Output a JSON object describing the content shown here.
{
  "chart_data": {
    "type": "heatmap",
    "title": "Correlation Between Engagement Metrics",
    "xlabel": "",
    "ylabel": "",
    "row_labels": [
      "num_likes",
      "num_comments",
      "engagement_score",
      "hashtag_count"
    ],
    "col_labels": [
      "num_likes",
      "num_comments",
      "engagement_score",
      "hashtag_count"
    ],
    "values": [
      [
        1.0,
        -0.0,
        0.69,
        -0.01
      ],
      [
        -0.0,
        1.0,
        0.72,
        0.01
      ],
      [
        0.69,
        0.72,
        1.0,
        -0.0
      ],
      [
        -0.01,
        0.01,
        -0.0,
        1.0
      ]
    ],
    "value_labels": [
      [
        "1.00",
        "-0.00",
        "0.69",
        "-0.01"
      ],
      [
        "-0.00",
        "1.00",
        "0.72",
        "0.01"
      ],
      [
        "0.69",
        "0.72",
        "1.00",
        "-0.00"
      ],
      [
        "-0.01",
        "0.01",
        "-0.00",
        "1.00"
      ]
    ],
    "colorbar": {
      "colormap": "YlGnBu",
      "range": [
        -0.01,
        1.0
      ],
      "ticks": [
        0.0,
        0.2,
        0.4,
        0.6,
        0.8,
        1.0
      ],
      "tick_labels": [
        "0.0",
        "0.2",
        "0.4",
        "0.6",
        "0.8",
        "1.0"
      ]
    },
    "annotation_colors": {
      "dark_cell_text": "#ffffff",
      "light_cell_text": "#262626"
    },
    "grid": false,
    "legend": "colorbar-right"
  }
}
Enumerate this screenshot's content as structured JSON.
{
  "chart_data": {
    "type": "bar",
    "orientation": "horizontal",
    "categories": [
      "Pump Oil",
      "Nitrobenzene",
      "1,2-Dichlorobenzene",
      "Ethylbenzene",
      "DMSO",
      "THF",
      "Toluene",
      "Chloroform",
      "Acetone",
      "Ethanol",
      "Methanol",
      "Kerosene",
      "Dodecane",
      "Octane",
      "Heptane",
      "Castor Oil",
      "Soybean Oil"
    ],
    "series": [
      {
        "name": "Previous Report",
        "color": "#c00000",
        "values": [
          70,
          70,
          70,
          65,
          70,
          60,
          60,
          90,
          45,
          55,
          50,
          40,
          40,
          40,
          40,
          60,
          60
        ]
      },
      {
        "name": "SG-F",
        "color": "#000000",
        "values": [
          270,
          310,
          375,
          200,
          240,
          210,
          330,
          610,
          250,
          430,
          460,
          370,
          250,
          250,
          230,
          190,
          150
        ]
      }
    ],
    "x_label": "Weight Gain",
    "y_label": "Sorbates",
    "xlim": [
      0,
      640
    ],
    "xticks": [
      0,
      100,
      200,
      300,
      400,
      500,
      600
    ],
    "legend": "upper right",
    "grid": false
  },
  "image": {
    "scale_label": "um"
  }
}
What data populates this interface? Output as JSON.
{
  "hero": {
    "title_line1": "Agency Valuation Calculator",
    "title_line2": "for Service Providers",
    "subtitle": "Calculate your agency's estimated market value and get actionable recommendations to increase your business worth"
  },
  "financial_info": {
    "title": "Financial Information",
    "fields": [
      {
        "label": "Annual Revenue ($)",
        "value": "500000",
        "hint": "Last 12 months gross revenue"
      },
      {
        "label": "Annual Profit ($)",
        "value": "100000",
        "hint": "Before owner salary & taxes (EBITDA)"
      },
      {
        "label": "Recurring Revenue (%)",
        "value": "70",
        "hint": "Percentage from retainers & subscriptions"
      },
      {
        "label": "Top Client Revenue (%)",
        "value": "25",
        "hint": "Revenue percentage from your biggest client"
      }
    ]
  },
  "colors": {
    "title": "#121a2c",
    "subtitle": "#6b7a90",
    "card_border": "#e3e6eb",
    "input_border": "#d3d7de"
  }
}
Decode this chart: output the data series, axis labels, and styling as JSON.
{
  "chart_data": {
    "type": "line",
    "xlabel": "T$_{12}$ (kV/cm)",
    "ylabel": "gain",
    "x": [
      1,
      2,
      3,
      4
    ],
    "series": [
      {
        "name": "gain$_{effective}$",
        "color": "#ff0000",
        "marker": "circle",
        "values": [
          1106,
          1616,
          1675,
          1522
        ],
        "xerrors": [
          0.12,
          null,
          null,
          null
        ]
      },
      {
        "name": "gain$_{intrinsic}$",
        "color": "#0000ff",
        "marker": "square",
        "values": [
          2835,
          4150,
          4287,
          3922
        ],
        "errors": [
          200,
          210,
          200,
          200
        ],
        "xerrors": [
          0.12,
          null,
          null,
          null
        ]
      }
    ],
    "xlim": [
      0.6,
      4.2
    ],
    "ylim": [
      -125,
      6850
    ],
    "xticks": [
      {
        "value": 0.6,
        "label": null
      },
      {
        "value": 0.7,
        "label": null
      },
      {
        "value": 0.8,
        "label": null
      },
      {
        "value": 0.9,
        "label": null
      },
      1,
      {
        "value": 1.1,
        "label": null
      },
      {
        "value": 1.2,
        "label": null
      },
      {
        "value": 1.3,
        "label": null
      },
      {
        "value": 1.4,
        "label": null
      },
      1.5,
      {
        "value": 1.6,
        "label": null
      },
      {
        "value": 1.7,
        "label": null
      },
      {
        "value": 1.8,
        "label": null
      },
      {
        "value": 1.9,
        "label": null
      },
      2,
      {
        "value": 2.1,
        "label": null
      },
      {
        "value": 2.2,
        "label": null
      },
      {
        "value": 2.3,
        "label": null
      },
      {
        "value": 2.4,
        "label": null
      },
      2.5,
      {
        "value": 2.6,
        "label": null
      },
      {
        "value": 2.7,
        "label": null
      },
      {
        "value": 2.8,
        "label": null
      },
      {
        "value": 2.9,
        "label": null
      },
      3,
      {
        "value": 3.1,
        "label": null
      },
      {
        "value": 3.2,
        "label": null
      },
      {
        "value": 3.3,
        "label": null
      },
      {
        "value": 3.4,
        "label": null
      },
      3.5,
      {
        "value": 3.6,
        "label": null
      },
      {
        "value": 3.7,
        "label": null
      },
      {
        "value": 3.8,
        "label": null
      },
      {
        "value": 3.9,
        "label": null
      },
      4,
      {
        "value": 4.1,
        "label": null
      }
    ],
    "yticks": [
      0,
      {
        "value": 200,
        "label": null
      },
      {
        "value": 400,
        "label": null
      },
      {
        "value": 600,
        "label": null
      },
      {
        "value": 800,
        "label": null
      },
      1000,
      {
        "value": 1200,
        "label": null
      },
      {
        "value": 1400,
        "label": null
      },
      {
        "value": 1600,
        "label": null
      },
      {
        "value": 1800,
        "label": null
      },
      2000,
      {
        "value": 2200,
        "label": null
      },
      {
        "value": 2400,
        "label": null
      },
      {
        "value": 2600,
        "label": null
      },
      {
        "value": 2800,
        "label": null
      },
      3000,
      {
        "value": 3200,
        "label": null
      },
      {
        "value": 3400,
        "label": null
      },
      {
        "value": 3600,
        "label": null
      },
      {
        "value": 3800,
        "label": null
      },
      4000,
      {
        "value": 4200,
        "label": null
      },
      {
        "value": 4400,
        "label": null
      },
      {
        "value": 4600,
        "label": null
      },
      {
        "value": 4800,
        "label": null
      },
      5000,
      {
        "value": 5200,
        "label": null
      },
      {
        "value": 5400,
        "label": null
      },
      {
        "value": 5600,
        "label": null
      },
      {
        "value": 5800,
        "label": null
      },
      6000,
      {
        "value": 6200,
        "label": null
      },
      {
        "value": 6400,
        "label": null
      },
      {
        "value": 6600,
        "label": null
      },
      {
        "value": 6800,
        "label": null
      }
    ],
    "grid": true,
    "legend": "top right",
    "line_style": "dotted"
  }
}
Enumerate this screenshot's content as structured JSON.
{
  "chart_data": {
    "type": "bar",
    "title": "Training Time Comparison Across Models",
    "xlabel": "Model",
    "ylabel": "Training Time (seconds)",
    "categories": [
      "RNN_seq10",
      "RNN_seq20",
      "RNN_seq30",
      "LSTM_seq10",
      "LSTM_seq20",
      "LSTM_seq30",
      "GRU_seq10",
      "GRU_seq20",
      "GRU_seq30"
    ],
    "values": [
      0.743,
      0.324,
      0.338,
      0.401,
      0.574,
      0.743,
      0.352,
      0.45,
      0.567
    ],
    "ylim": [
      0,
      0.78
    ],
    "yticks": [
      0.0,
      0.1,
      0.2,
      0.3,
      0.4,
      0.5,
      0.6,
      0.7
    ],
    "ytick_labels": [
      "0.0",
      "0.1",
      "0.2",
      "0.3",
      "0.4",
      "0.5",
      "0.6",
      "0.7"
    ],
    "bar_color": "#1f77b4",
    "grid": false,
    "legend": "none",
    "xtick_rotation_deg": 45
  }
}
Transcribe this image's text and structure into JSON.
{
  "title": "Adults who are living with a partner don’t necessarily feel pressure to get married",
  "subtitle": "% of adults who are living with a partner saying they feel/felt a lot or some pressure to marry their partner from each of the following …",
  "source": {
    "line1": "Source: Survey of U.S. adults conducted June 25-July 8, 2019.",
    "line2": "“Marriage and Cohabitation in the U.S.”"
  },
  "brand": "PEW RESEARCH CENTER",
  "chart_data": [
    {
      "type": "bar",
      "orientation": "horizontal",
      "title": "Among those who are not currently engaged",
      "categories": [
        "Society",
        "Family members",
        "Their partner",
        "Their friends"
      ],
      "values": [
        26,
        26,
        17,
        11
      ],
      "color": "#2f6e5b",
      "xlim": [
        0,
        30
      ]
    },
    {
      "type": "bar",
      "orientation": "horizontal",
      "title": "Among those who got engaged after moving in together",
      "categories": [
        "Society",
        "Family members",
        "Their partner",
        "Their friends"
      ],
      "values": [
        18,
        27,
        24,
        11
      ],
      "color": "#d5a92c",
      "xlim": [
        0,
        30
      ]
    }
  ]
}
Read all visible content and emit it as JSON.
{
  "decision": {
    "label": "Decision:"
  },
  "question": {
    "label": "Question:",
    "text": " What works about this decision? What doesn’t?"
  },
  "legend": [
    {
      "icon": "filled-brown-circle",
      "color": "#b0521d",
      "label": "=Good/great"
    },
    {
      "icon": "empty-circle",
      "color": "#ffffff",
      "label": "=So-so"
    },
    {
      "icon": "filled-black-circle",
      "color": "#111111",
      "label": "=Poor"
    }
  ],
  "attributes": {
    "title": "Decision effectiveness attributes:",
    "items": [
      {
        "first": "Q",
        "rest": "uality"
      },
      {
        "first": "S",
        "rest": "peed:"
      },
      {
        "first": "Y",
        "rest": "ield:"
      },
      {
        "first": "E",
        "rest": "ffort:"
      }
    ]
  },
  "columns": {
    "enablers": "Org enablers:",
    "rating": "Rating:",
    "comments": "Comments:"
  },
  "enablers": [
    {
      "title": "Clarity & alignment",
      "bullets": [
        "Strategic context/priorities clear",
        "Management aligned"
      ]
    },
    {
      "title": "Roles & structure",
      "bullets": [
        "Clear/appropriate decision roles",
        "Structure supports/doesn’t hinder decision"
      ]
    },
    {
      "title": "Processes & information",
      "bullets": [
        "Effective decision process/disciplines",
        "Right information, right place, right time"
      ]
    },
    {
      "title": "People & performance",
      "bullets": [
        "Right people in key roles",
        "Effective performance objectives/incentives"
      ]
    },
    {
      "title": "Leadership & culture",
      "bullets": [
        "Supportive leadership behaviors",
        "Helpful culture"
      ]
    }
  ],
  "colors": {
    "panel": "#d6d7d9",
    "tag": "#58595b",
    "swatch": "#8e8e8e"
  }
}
------
● **What to do**
Collect each line containing the string "content".

● **Answer to this task**
Output a JSON object describing the content shown here.
Enumerate this screenshot's content as structured JSON.
Enumerate this screenshot's content as structured JSON.
Read all visible content and emit it as JSON.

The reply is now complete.